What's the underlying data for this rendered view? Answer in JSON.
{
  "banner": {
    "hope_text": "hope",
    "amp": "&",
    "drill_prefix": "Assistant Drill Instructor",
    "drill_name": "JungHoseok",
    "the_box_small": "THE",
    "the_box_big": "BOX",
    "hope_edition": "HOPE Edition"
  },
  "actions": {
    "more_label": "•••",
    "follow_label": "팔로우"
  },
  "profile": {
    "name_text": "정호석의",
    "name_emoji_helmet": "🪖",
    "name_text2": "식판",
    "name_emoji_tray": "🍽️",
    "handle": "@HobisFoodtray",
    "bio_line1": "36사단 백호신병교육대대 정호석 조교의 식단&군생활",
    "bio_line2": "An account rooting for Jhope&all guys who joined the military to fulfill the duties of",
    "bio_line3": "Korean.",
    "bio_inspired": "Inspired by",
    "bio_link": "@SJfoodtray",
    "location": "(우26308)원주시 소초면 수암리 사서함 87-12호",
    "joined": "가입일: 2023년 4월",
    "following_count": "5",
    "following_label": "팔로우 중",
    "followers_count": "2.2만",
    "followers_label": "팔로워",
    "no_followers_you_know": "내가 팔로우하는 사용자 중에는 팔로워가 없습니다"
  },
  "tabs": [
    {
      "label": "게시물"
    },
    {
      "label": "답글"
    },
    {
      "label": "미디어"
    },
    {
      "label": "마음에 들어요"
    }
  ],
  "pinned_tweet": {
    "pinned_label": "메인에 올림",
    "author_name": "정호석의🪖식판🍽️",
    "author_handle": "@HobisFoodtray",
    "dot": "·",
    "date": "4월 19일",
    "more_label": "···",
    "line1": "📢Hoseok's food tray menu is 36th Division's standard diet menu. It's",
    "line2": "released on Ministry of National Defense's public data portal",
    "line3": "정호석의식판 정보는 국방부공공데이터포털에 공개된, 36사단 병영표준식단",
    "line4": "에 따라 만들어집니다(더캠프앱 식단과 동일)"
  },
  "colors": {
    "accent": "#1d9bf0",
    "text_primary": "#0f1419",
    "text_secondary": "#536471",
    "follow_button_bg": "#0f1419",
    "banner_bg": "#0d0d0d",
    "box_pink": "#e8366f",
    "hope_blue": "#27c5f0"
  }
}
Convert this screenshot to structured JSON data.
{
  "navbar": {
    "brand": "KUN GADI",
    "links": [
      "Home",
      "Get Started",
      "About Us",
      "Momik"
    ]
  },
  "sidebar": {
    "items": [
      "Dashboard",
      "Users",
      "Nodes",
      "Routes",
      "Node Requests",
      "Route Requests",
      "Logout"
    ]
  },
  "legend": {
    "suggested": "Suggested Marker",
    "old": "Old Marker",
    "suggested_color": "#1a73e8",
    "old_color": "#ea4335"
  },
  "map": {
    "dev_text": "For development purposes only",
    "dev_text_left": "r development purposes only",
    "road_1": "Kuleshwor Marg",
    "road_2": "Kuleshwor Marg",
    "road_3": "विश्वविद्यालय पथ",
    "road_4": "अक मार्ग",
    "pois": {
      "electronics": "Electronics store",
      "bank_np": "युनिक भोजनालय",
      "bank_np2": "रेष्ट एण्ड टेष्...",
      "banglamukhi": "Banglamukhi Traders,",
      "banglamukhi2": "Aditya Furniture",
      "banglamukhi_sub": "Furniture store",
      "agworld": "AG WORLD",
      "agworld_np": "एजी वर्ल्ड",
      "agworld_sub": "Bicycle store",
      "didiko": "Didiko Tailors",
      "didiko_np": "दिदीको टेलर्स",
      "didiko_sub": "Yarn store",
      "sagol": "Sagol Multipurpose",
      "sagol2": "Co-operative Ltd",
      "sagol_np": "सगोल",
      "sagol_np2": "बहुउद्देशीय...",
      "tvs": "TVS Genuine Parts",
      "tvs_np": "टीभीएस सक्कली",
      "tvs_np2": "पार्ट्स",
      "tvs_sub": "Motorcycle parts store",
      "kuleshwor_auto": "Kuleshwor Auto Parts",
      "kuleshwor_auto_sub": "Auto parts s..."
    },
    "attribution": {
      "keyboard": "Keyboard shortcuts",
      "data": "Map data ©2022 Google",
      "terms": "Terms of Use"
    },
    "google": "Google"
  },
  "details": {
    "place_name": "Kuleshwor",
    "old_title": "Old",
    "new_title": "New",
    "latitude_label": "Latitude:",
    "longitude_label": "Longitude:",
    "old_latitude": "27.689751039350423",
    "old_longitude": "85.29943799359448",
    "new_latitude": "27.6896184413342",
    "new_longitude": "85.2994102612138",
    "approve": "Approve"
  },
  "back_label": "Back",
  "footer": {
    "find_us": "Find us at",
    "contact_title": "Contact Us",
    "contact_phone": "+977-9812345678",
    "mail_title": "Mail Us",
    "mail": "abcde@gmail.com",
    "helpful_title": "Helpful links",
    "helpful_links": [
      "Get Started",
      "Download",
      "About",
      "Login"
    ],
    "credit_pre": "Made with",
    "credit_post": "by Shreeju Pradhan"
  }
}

++++++++

> [WHAT YOU HAVE TO DO] Every line of the records above needs to be given again exactly.

> [SOLUTION BELOW]
What's the underlying data for this rendered view? Answer in JSON.
{
  "banner": {
    "hope_text": "hope",
    "amp": "&",
    "drill_prefix": "Assistant Drill Instructor",
    "drill_name": "JungHoseok",
    "the_box_small": "THE",
    "the_box_big": "BOX",
    "hope_edition": "HOPE Edition"
  },
  "actions": {
    "more_label": "•••",
    "follow_label": "팔로우"
  },
  "profile": {
    "name_text": "정호석의",
    "name_emoji_helmet": "🪖",
    "name_text2": "식판",
    "name_emoji_tray": "🍽️",
    "handle": "@HobisFoodtray",
    "bio_line1": "36사단 백호신병교육대대 정호석 조교의 식단&군생활",
    "bio_line2": "An account rooting for Jhope&all guys who joined the military to fulfill the duties of",
    "bio_line3": "Korean.",
    "bio_inspired": "Inspired by",
    "bio_link": "@SJfoodtray",
    "location": "(우26308)원주시 소초면 수암리 사서함 87-12호",
    "joined": "가입일: 2023년 4월",
    "following_count": "5",
    "following_label": "팔로우 중",
    "followers_count": "2.2만",
    "followers_label": "팔로워",
    "no_followers_you_know": "내가 팔로우하는 사용자 중에는 팔로워가 없습니다"
  },
  "tabs": [
    {
      "label": "게시물"
    },
    {
      "label": "답글"
    },
    {
      "label": "미디어"
    },
    {
      "label": "마음에 들어요"
    }
  ],
  "pinned_tweet": {
    "pinned_label": "메인에 올림",
    "author_name": "정호석의🪖식판🍽️",
    "author_handle": "@HobisFoodtray",
    "dot": "·",
    "date": "4월 19일",
    "more_label": "···",
    "line1": "📢Hoseok's food tray menu is 36th Division's standard diet menu. It's",
    "line2": "released on Ministry of National Defense's public data portal",
    "line3": "정호석의식판 정보는 국방부공공데이터포털에 공개된, 36사단 병영표준식단",
    "line4": "에 따라 만들어집니다(더캠프앱 식단과 동일)"
  },
  "colors": {
    "accent": "#1d9bf0",
    "text_primary": "#0f1419",
    "text_secondary": "#536471",
    "follow_button_bg": "#0f1419",
    "banner_bg": "#0d0d0d",
    "box_pink": "#e8366f",
    "hope_blue": "#27c5f0"
  }
}
Convert this screenshot to structured JSON data.
{
  "navbar": {
    "brand": "KUN GADI",
    "links": [
      "Home",
      "Get Started",
      "About Us",
      "Momik"
    ]
  },
  "sidebar": {
    "items": [
      "Dashboard",
      "Users",
      "Nodes",
      "Routes",
      "Node Requests",
      "Route Requests",
      "Logout"
    ]
  },
  "legend": {
    "suggested": "Suggested Marker",
    "old": "Old Marker",
    "suggested_color": "#1a73e8",
    "old_color": "#ea4335"
  },
  "map": {
    "dev_text": "For development purposes only",
    "dev_text_left": "r development purposes only",
    "road_1": "Kuleshwor Marg",
    "road_2": "Kuleshwor Marg",
    "road_3": "विश्वविद्यालय पथ",
    "road_4": "अक मार्ग",
    "pois": {
      "electronics": "Electronics store",
      "bank_np": "युनिक भोजनालय",
      "bank_np2": "रेष्ट एण्ड टेष्...",
      "banglamukhi": "Banglamukhi Traders,",
      "banglamukhi2": "Aditya Furniture",
      "banglamukhi_sub": "Furniture store",
      "agworld": "AG WORLD",
      "agworld_np": "एजी वर्ल्ड",
      "agworld_sub": "Bicycle store",
      "didiko": "Didiko Tailors",
      "didiko_np": "दिदीको टेलर्स",
      "didiko_sub": "Yarn store",
      "sagol": "Sagol Multipurpose",
      "sagol2": "Co-operative Ltd",
      "sagol_np": "सगोल",
      "sagol_np2": "बहुउद्देशीय...",
      "tvs": "TVS Genuine Parts",
      "tvs_np": "टीभीएस सक्कली",
      "tvs_np2": "पार्ट्स",
      "tvs_sub": "Motorcycle parts store",
      "kuleshwor_auto": "Kuleshwor Auto Parts",
      "kuleshwor_auto_sub": "Auto parts s..."
    },
    "attribution": {
      "keyboard": "Keyboard shortcuts",
      "data": "Map data ©2022 Google",
      "terms": "Terms of Use"
    },
    "google": "Google"
  },
  "details": {
    "place_name": "Kuleshwor",
    "old_title": "Old",
    "new_title": "New",
    "latitude_label": "Latitude:",
    "longitude_label": "Longitude:",
    "old_latitude": "27.689751039350423",
    "old_longitude": "85.29943799359448",
    "new_latitude": "27.6896184413342",
    "new_longitude": "85.2994102612138",
    "approve": "Approve"
  },
  "back_label": "Back",
  "footer": {
    "find_us": "Find us at",
    "contact_title": "Contact Us",
    "contact_phone": "+977-9812345678",
    "mail_title": "Mail Us",
    "mail": "abcde@gmail.com",
    "helpful_title": "Helpful links",
    "helpful_links": [
      "Get Started",
      "Download",
      "About",
      "Login"
    ],
    "credit_pre": "Made with",
    "credit_post": "by Shreeju Pradhan"
  }
}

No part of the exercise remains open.